Stored data:
>> START

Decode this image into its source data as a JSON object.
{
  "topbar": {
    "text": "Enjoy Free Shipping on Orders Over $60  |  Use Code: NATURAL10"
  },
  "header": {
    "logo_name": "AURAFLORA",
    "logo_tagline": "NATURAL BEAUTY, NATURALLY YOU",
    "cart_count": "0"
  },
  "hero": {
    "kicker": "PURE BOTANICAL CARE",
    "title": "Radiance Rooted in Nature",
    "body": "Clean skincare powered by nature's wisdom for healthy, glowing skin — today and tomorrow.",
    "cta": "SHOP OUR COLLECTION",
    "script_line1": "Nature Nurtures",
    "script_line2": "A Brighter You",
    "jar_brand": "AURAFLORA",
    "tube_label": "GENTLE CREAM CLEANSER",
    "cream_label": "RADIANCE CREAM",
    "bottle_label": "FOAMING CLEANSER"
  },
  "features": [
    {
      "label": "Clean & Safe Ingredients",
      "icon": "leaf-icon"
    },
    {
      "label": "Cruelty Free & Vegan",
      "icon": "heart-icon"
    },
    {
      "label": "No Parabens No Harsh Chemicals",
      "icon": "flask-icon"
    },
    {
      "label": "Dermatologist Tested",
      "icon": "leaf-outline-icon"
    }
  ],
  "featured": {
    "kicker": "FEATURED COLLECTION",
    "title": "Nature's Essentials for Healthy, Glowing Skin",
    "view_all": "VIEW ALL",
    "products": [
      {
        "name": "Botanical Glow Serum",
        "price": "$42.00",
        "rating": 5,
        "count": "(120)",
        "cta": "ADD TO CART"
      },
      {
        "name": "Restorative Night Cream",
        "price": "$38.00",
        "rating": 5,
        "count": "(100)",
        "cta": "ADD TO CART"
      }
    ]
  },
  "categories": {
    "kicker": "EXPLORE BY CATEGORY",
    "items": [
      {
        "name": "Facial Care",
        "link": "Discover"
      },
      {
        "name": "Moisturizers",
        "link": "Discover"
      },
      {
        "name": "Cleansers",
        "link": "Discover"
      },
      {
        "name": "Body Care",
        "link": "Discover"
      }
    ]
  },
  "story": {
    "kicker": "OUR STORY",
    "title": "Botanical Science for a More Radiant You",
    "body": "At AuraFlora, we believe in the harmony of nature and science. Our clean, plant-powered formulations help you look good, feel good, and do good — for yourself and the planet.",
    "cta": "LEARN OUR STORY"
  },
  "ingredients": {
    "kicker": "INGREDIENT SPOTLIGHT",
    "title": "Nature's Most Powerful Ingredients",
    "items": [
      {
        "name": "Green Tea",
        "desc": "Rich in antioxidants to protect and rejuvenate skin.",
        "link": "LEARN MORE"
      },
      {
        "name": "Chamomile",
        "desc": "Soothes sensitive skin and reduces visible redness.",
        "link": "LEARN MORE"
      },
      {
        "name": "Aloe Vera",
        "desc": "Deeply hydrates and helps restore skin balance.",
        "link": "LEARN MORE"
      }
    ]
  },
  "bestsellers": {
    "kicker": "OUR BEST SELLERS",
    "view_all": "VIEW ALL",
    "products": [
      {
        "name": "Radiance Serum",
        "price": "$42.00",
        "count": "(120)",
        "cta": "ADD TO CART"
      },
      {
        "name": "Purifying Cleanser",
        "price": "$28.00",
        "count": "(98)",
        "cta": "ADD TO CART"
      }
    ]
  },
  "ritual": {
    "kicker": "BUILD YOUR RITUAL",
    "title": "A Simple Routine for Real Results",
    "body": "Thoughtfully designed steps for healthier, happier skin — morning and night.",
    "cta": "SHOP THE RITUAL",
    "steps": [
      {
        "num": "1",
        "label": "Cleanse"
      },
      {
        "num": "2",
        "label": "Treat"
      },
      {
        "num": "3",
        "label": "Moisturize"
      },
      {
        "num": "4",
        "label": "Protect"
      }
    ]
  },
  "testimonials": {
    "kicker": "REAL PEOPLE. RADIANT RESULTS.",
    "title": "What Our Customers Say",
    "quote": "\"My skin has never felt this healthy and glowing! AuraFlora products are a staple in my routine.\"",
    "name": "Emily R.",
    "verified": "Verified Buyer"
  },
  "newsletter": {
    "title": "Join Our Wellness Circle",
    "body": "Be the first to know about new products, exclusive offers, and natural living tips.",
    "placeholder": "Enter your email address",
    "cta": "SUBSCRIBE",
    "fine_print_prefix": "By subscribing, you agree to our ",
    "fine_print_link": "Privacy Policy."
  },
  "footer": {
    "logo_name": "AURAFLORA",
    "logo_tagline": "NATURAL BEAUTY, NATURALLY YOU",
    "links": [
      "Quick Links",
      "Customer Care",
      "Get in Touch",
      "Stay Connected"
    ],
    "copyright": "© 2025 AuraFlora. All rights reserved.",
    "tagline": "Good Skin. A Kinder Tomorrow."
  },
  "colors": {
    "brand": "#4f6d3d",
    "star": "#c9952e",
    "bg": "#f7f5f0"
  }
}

>> END

WHAT IS ASKED:
Check each line above for the word "leaf" and copy the ones that have it.

WRITTEN ANSWER:
      "icon": "leaf-icon"
      "icon": "leaf-outline-icon"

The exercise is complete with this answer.